*Exercise*:
Would you retype all of these records exactly?

[Stored data entries]
++++++++++++++++++++

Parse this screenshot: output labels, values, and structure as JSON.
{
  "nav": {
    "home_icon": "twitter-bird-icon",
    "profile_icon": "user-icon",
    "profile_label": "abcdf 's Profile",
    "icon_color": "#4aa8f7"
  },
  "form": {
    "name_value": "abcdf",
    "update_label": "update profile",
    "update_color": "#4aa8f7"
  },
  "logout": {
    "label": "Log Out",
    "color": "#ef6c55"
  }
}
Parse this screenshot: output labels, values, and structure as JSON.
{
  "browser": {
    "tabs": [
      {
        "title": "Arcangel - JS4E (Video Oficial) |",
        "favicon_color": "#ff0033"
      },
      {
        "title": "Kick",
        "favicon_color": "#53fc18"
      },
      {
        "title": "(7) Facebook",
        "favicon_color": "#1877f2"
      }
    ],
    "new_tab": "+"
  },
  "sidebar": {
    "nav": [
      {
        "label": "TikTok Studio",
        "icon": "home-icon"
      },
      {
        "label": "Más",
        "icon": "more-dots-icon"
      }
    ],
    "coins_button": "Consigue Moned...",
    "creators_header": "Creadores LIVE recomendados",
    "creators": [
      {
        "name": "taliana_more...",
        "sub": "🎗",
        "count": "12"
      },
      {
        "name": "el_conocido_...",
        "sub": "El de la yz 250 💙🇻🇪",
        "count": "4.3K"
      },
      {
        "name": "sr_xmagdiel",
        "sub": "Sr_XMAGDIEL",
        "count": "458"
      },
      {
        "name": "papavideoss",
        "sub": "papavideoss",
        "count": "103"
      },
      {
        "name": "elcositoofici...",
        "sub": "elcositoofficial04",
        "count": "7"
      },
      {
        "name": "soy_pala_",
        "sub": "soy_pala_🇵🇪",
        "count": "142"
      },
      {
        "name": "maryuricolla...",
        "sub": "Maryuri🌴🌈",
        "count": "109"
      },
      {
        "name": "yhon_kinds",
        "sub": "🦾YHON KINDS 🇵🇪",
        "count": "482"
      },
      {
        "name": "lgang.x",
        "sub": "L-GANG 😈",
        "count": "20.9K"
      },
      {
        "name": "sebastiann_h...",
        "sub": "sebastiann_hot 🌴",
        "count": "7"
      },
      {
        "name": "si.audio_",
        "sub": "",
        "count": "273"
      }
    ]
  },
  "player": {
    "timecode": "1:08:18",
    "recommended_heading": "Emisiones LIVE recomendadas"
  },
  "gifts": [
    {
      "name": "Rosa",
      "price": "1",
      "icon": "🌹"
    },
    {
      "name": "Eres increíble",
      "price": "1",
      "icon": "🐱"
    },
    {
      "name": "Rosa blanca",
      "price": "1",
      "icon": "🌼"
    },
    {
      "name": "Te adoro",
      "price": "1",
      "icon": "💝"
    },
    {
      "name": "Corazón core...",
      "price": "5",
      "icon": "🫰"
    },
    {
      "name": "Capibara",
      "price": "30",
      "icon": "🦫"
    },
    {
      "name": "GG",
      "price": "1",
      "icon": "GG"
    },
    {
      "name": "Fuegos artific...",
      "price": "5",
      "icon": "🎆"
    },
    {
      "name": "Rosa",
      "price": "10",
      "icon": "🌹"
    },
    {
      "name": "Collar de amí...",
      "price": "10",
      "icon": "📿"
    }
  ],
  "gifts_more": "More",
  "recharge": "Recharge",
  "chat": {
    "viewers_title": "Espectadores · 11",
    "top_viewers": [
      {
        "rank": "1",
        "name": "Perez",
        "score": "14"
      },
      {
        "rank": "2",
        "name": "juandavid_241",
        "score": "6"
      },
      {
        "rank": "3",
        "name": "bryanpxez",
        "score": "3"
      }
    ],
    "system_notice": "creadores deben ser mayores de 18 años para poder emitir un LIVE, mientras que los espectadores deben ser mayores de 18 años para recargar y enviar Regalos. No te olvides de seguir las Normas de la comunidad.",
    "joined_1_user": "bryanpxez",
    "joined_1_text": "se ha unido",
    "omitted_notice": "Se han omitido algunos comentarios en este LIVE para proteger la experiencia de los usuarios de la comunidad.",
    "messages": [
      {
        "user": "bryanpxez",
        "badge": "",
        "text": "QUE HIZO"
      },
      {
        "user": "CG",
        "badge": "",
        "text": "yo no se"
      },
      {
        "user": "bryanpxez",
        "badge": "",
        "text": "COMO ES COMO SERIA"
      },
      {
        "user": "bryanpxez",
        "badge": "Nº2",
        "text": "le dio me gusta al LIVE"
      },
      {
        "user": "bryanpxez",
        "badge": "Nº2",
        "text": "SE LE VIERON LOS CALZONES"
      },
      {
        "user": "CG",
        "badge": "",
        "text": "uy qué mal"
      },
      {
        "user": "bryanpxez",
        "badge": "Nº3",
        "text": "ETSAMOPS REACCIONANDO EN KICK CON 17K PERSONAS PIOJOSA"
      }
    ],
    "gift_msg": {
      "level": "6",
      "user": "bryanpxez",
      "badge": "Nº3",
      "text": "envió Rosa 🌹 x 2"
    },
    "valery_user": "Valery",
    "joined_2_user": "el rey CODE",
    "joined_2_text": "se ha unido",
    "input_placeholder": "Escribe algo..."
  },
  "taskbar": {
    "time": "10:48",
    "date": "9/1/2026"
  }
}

++++++++++++++++++++

*Answer*:
Parse this screenshot: output labels, values, and structure as JSON.
{
  "nav": {
    "home_icon": "twitter-bird-icon",
    "profile_icon": "user-icon",
    "profile_label": "abcdf 's Profile",
    "icon_color": "#4aa8f7"
  },
  "form": {
    "name_value": "abcdf",
    "update_label": "update profile",
    "update_color": "#4aa8f7"
  },
  "logout": {
    "label": "Log Out",
    "color": "#ef6c55"
  }
}
Parse this screenshot: output labels, values, and structure as JSON.
{
  "browser": {
    "tabs": [
      {
        "title": "Arcangel - JS4E (Video Oficial) |",
        "favicon_color": "#ff0033"
      },
      {
        "title": "Kick",
        "favicon_color": "#53fc18"
      },
      {
        "title": "(7) Facebook",
        "favicon_color": "#1877f2"
      }
    ],
    "new_tab": "+"
  },
  "sidebar": {
    "nav": [
      {
        "label": "TikTok Studio",
        "icon": "home-icon"
      },
      {
        "label": "Más",
        "icon": "more-dots-icon"
      }
    ],
    "coins_button": "Consigue Moned...",
    "creators_header": "Creadores LIVE recomendados",
    "creators": [
      {
        "name": "taliana_more...",
        "sub": "🎗",
        "count": "12"
      },
      {
        "name": "el_conocido_...",
        "sub": "El de la yz 250 💙🇻🇪",
        "count": "4.3K"
      },
      {
        "name": "sr_xmagdiel",
        "sub": "Sr_XMAGDIEL",
        "count": "458"
      },
      {
        "name": "papavideoss",
        "sub": "papavideoss",
        "count": "103"
      },
      {
        "name": "elcositoofici...",
        "sub": "elcositoofficial04",
        "count": "7"
      },
      {
        "name": "soy_pala_",
        "sub": "soy_pala_🇵🇪",
        "count": "142"
      },
      {
        "name": "maryuricolla...",
        "sub": "Maryuri🌴🌈",
        "count": "109"
      },
      {
        "name": "yhon_kinds",
        "sub": "🦾YHON KINDS 🇵🇪",
        "count": "482"
      },
      {
        "name": "lgang.x",
        "sub": "L-GANG 😈",
        "count": "20.9K"
      },
      {
        "name": "sebastiann_h...",
        "sub": "sebastiann_hot 🌴",
        "count": "7"
      },
      {
        "name": "si.audio_",
        "sub": "",
        "count": "273"
      }
    ]
  },
  "player": {
    "timecode": "1:08:18",
    "recommended_heading": "Emisiones LIVE recomendadas"
  },
  "gifts": [
    {
      "name": "Rosa",
      "price": "1",
      "icon": "🌹"
    },
    {
      "name": "Eres increíble",
      "price": "1",
      "icon": "🐱"
    },
    {
      "name": "Rosa blanca",
      "price": "1",
      "icon": "🌼"
    },
    {
      "name": "Te adoro",
      "price": "1",
      "icon": "💝"
    },
    {
      "name": "Corazón core...",
      "price": "5",
      "icon": "🫰"
    },
    {
      "name": "Capibara",
      "price": "30",
      "icon": "🦫"
    },
    {
      "name": "GG",
      "price": "1",
      "icon": "GG"
    },
    {
      "name": "Fuegos artific...",
      "price": "5",
      "icon": "🎆"
    },
    {
      "name": "Rosa",
      "price": "10",
      "icon": "🌹"
    },
    {
      "name": "Collar de amí...",
      "price": "10",
      "icon": "📿"
    }
  ],
  "gifts_more": "More",
  "recharge": "Recharge",
  "chat": {
    "viewers_title": "Espectadores · 11",
    "top_viewers": [
      {
        "rank": "1",
        "name": "Perez",
        "score": "14"
      },
      {
        "rank": "2",
        "name": "juandavid_241",
        "score": "6"
      },
      {
        "rank": "3",
        "name": "bryanpxez",
        "score": "3"
      }
    ],
    "system_notice": "creadores deben ser mayores de 18 años para poder emitir un LIVE, mientras que los espectadores deben ser mayores de 18 años para recargar y enviar Regalos. No te olvides de seguir las Normas de la comunidad.",
    "joined_1_user": "bryanpxez",
    "joined_1_text": "se ha unido",
    "omitted_notice": "Se han omitido algunos comentarios en este LIVE para proteger la experiencia de los usuarios de la comunidad.",
    "messages": [
      {
        "user": "bryanpxez",
        "badge": "",
        "text": "QUE HIZO"
      },
      {
        "user": "CG",
        "badge": "",
        "text": "yo no se"
      },
      {
        "user": "bryanpxez",
        "badge": "",
        "text": "COMO ES COMO SERIA"
      },
      {
        "user": "bryanpxez",
        "badge": "Nº2",
        "text": "le dio me gusta al LIVE"
      },
      {
        "user": "bryanpxez",
        "badge": "Nº2",
        "text": "SE LE VIERON LOS CALZONES"
      },
      {
        "user": "CG",
        "badge": "",
        "text": "uy qué mal"
      },
      {
        "user": "bryanpxez",
        "badge": "Nº3",
        "text": "ETSAMOPS REACCIONANDO EN KICK CON 17K PERSONAS PIOJOSA"
      }
    ],
    "gift_msg": {
      "level": "6",
      "user": "bryanpxez",
      "badge": "Nº3",
      "text": "envió Rosa 🌹 x 2"
    },
    "valery_user": "Valery",
    "joined_2_user": "el rey CODE",
    "joined_2_text": "se ha unido",
    "input_placeholder": "Escribe algo..."
  },
  "taskbar": {
    "time": "10:48",
    "date": "9/1/2026"
  }
}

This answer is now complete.